<<<<

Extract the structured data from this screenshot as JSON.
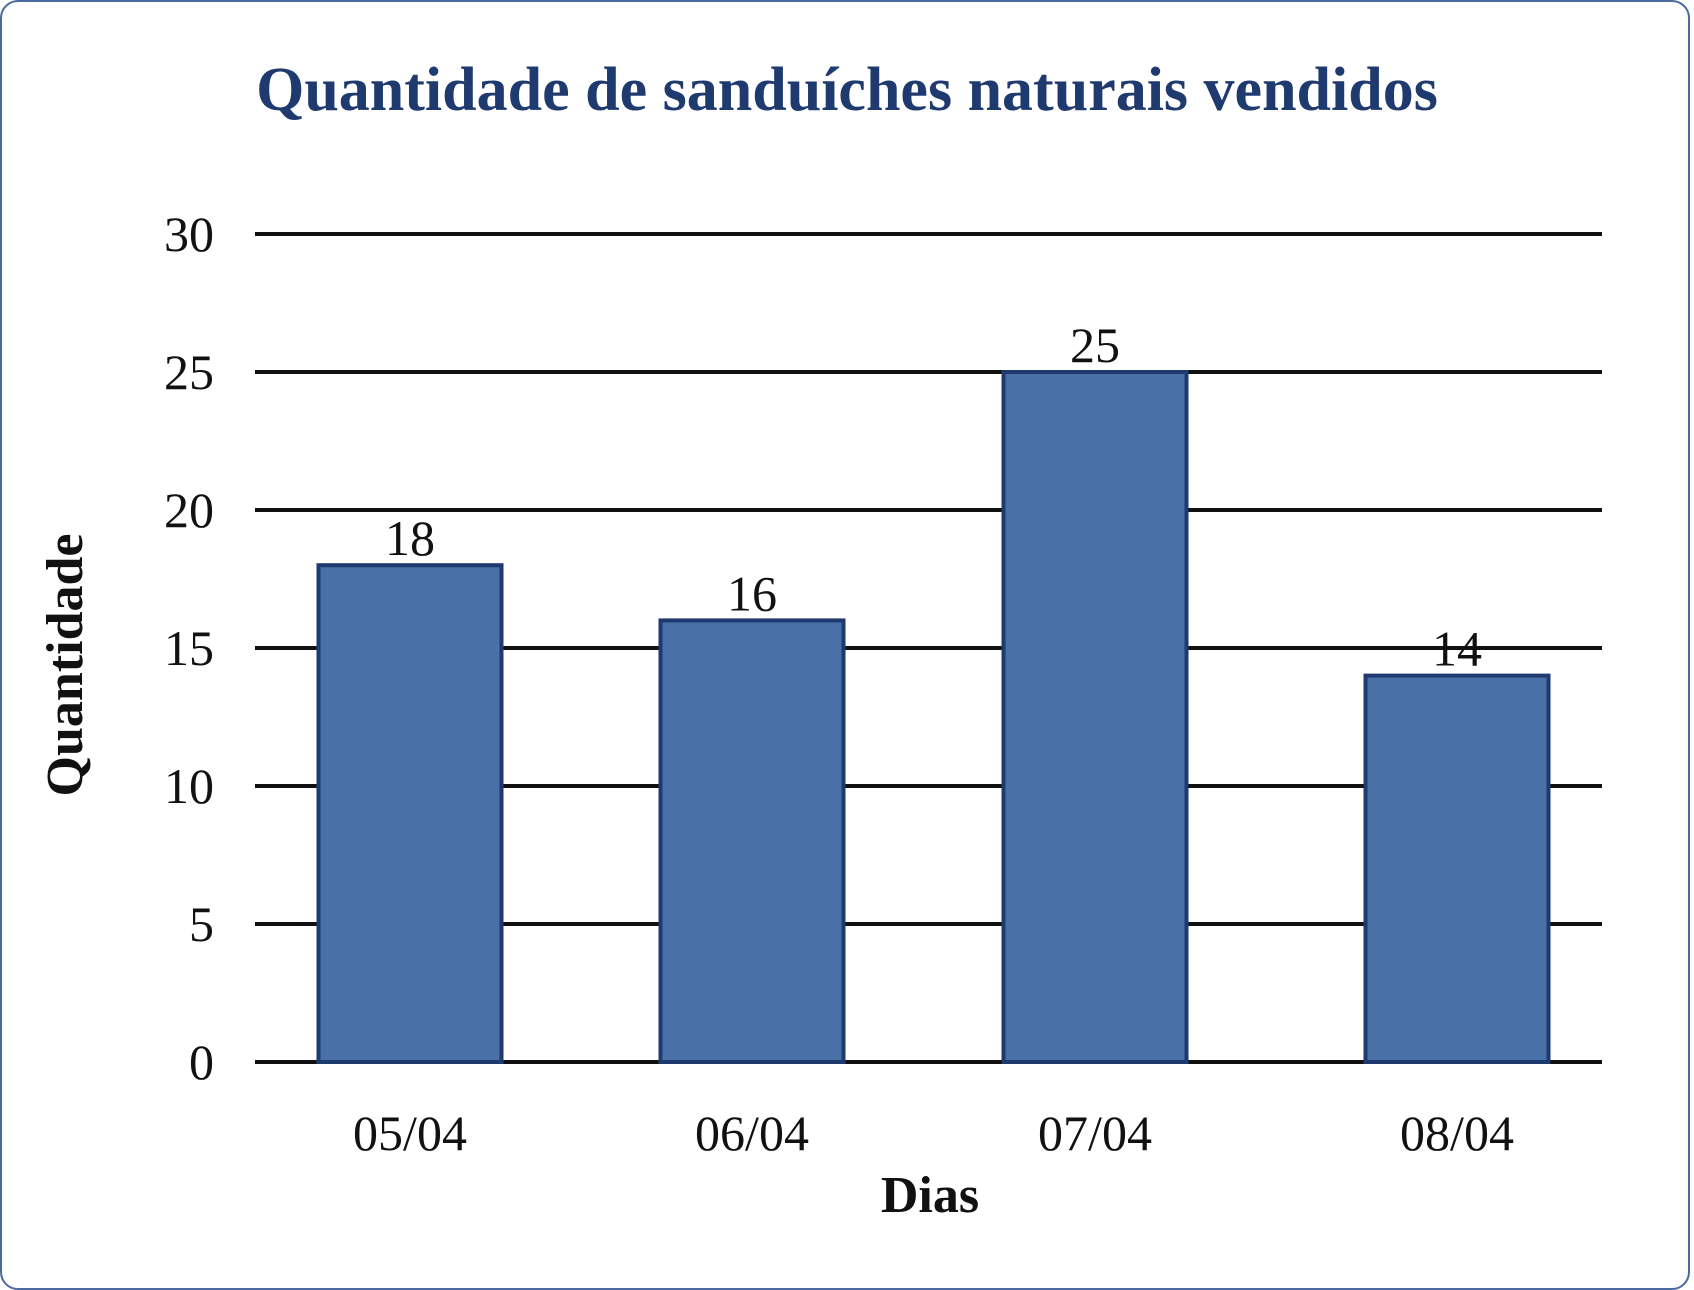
{
  "chart_data": {
    "type": "bar",
    "title": "Quantidade de sanduíches naturais vendidos",
    "xlabel": "Dias",
    "ylabel": "Quantidade",
    "categories": [
      "05/04",
      "06/04",
      "07/04",
      "08/04"
    ],
    "values": [
      18,
      16,
      25,
      14
    ],
    "data_labels": [
      "18",
      "16",
      "25",
      "14"
    ],
    "ylim": [
      0,
      30
    ],
    "yticks": [
      "0",
      "5",
      "10",
      "15",
      "20",
      "25",
      "30"
    ],
    "grid": true,
    "legend": "none",
    "colors": {
      "bar_fill": "#4a70a8",
      "bar_stroke": "#1f3a6e",
      "title": "#1f3a6e",
      "grid": "#111111"
    }
  }
}
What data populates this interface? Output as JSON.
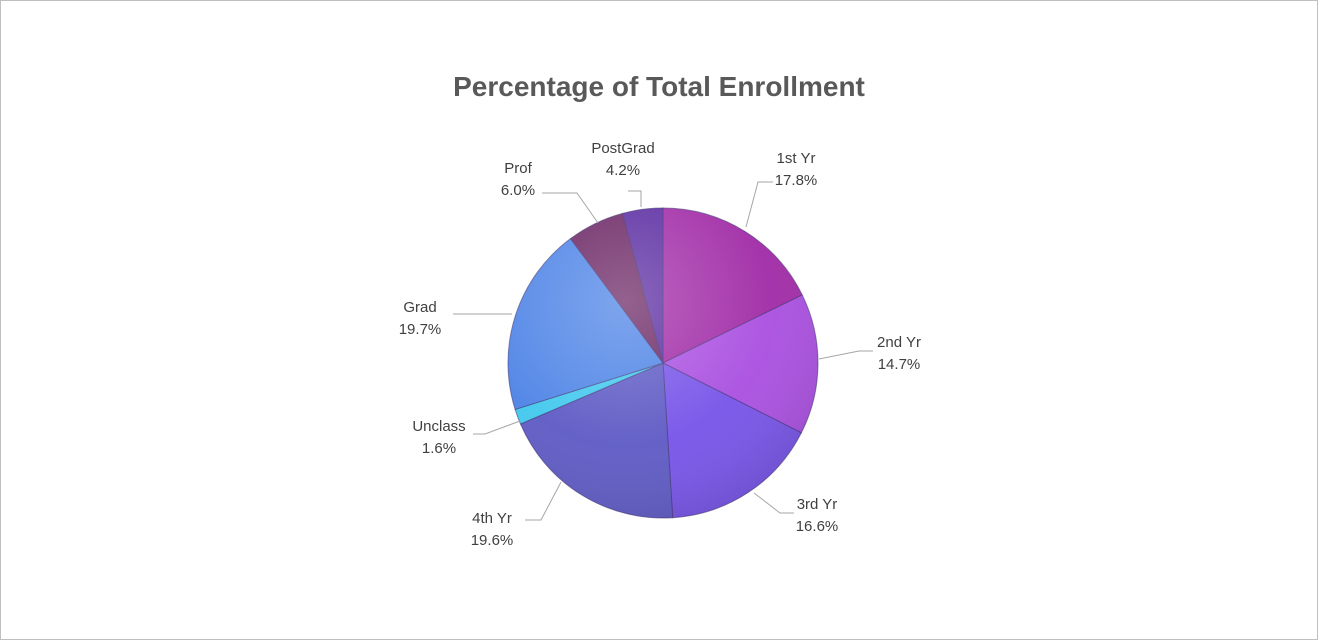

>>>>

◆ **Short problem**
Search the records above for "title". Copy each line where it is found.

◆ **Task solution**
    "title": "Quantidade de sanduíches naturais vendidos",
      "title": "#1f3a6e",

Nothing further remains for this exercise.